• Job: How many lines in the data below contain the string "toolbar", with case taken into account? Give only the number.

• Supplied material:

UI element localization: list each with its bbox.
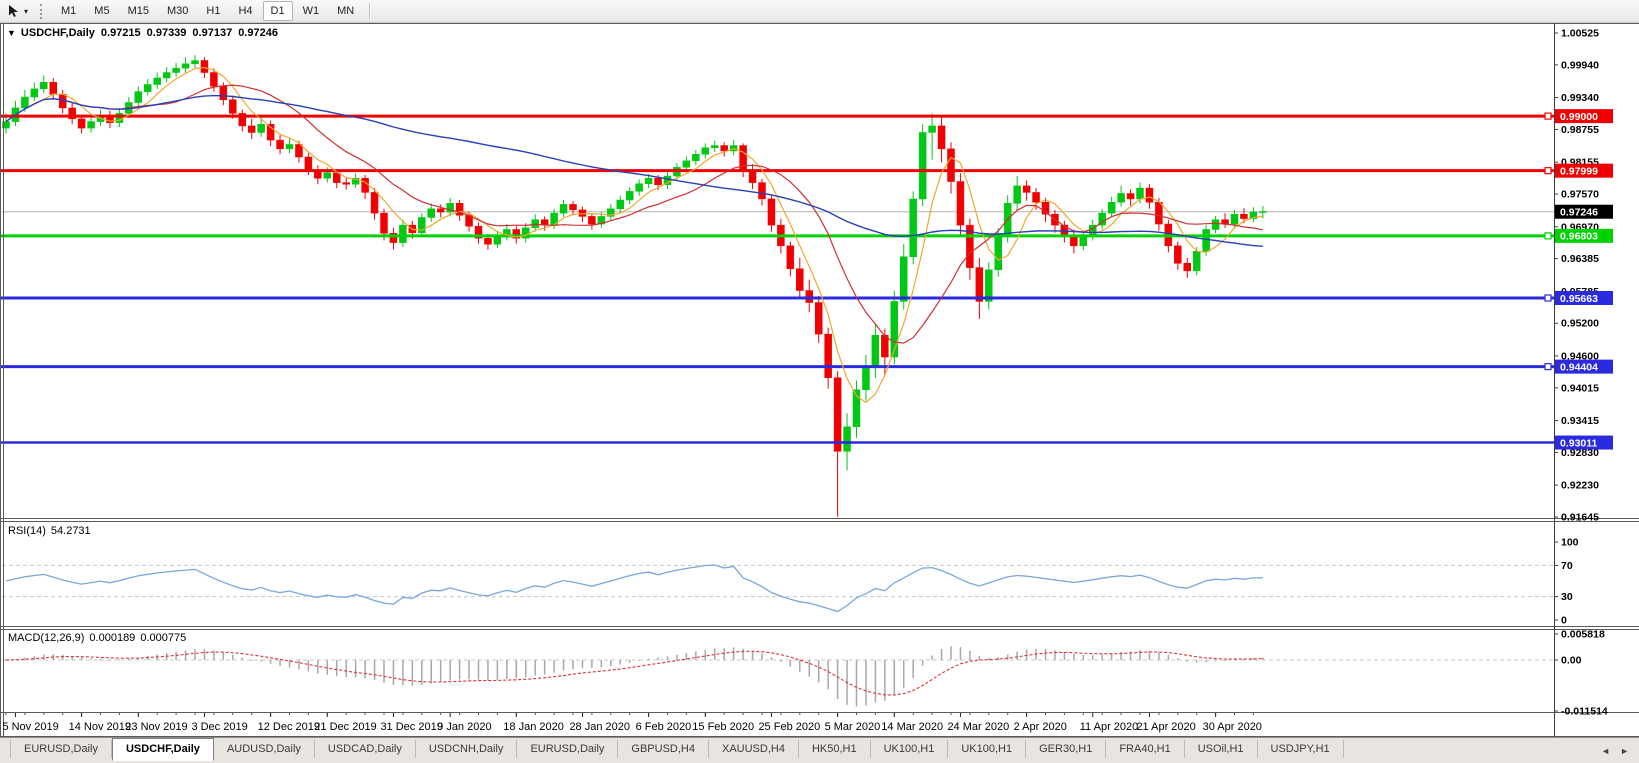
chart-canvas[interactable]: 1.005250.999400.993400.987550.981550.975…	[0, 23, 1639, 737]
tab-usdchf-daily[interactable]: USDCHF,Daily	[111, 738, 214, 761]
cursor-tool-button[interactable]: ▾	[3, 2, 32, 20]
top-toolbar: ▾ M1 M5 M15 M30 H1 H4 D1 W1 MN	[0, 0, 1639, 23]
tab-eurusd-daily[interactable]: EURUSD,Daily	[10, 740, 112, 758]
svg-text:6 Feb 2020: 6 Feb 2020	[636, 721, 692, 733]
svg-text:14 Nov 2019: 14 Nov 2019	[69, 721, 131, 733]
tab-eurusd-daily[interactable]: EURUSD,Daily	[517, 740, 619, 758]
svg-text:5 Mar 2020: 5 Mar 2020	[825, 721, 881, 733]
timeframe-button-m15[interactable]: M15	[127, 5, 149, 17]
svg-text:0.93415: 0.93415	[1561, 415, 1599, 427]
svg-text:0.98755: 0.98755	[1561, 124, 1599, 136]
timeframe-button-w1[interactable]: W1	[302, 5, 320, 17]
svg-text:0.92830: 0.92830	[1561, 447, 1599, 459]
svg-text:0.00: 0.00	[1561, 655, 1582, 667]
svg-text:0.99940: 0.99940	[1561, 59, 1599, 71]
svg-text:21 Dec 2019: 21 Dec 2019	[314, 721, 376, 733]
ma-slow-line	[5, 94, 1263, 247]
svg-text:14 Mar 2020: 14 Mar 2020	[881, 721, 943, 733]
timeframe-buttons: M1 M5 M15 M30 H1 H4 D1 W1 MN	[52, 0, 363, 22]
svg-text:31 Dec 2019: 31 Dec 2019	[380, 721, 442, 733]
svg-text:5 Nov 2019: 5 Nov 2019	[2, 721, 58, 733]
svg-text:11 Apr 2020: 11 Apr 2020	[1080, 721, 1139, 733]
cursor-icon	[9, 5, 18, 17]
svg-text:1.00525: 1.00525	[1561, 28, 1599, 40]
svg-text:0.95663: 0.95663	[1560, 293, 1598, 305]
timeframe-button-mn[interactable]: MN	[337, 5, 355, 17]
svg-text:0.95200: 0.95200	[1561, 318, 1599, 330]
svg-text:23 Nov 2019: 23 Nov 2019	[125, 721, 187, 733]
chevron-down-icon: ▾	[24, 6, 29, 16]
svg-text:2 Apr 2020: 2 Apr 2020	[1014, 721, 1067, 733]
tab-fra40-h1[interactable]: FRA40,H1	[1106, 740, 1185, 758]
svg-text:0.97246: 0.97246	[1560, 207, 1598, 219]
timeframe-button-h4[interactable]: H4	[238, 5, 253, 17]
svg-text:0.94015: 0.94015	[1561, 382, 1599, 394]
chart-tabs-bar: EURUSD,Daily USDCHF,Daily AUDUSD,Daily USDC…	[0, 737, 1639, 763]
chart-tabs: EURUSD,Daily USDCHF,Daily AUDUSD,Daily USDC…	[10, 738, 1344, 761]
timeframe-button-m1[interactable]: M1	[61, 5, 77, 17]
svg-text:70: 70	[1561, 560, 1573, 572]
svg-text:30: 30	[1561, 591, 1573, 603]
svg-text:0.97570: 0.97570	[1561, 189, 1599, 201]
svg-text:12 Dec 2019: 12 Dec 2019	[258, 721, 320, 733]
tab-scroll-nav: ◄ ►	[1601, 746, 1639, 756]
macd-signal-line	[5, 650, 1263, 696]
tab-gbpusd-h4[interactable]: GBPUSD,H4	[618, 740, 709, 758]
svg-text:0.93011: 0.93011	[1560, 437, 1598, 449]
rsi-line	[5, 564, 1263, 613]
svg-text:18 Jan 2020: 18 Jan 2020	[503, 721, 564, 733]
timeframe-button-h1[interactable]: H1	[206, 5, 221, 17]
tab-uk100-h1[interactable]: UK100,H1	[871, 740, 949, 758]
tab-ger30-h1[interactable]: GER30,H1	[1026, 740, 1107, 758]
svg-text:0.97999: 0.97999	[1560, 165, 1598, 177]
svg-text:21 Apr 2020: 21 Apr 2020	[1136, 721, 1195, 733]
svg-text:0.92230: 0.92230	[1561, 480, 1599, 492]
tab-xauusd-h4[interactable]: XAUUSD,H4	[709, 740, 799, 758]
tab-hk50-h1[interactable]: HK50,H1	[799, 740, 871, 758]
ma-medium-line	[5, 84, 1263, 344]
chart-window: 1.00525 0.99940 0.99340 0.98755 0.98155 0.975…	[0, 23, 1639, 737]
svg-text:0.005818: 0.005818	[1561, 628, 1605, 640]
tab-uk100-h1[interactable]: UK100,H1	[948, 740, 1027, 758]
svg-text:15 Feb 2020: 15 Feb 2020	[692, 721, 754, 733]
tab-usoil-h1[interactable]: USOil,H1	[1185, 740, 1258, 758]
svg-text:24 Mar 2020: 24 Mar 2020	[947, 721, 1009, 733]
svg-text:0.99000: 0.99000	[1560, 111, 1598, 123]
svg-text:28 Jan 2020: 28 Jan 2020	[569, 721, 630, 733]
timeframe-button-m5[interactable]: M5	[94, 5, 110, 17]
svg-text:3 Dec 2019: 3 Dec 2019	[191, 721, 247, 733]
svg-text:100: 100	[1561, 537, 1579, 549]
tab-audusd-daily[interactable]: AUDUSD,Daily	[214, 740, 315, 758]
tab-usdcad-daily[interactable]: USDCAD,Daily	[315, 740, 416, 758]
tab-usdjpy-h1[interactable]: USDJPY,H1	[1258, 740, 1344, 758]
tab-scroll-left-icon[interactable]: ◄	[1601, 745, 1611, 756]
timeframe-button-d1[interactable]: D1	[262, 1, 293, 21]
svg-text:9 Jan 2020: 9 Jan 2020	[437, 721, 491, 733]
svg-text:30 Apr 2020: 30 Apr 2020	[1203, 721, 1262, 733]
svg-text:0.99340: 0.99340	[1561, 92, 1599, 104]
ma-fast-line	[5, 66, 1263, 404]
toolbar-separator	[369, 3, 371, 19]
svg-text:0.91645: 0.91645	[1561, 512, 1599, 524]
tab-usdcnh-daily[interactable]: USDCNH,Daily	[416, 740, 518, 758]
svg-text:25 Feb 2020: 25 Feb 2020	[758, 721, 820, 733]
svg-text:0: 0	[1561, 615, 1567, 627]
svg-text:0.96385: 0.96385	[1561, 253, 1599, 265]
svg-text:0.96803: 0.96803	[1560, 231, 1598, 243]
svg-text:-0.011514: -0.011514	[1561, 706, 1608, 718]
svg-text:0.94404: 0.94404	[1560, 361, 1598, 373]
svg-text:0.94600: 0.94600	[1561, 350, 1599, 362]
tab-scroll-right-icon[interactable]: ►	[1620, 745, 1629, 756]
toolbar-grip[interactable]	[40, 3, 46, 19]
timeframe-button-m30[interactable]: M30	[166, 5, 189, 17]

• Reply to the task: 3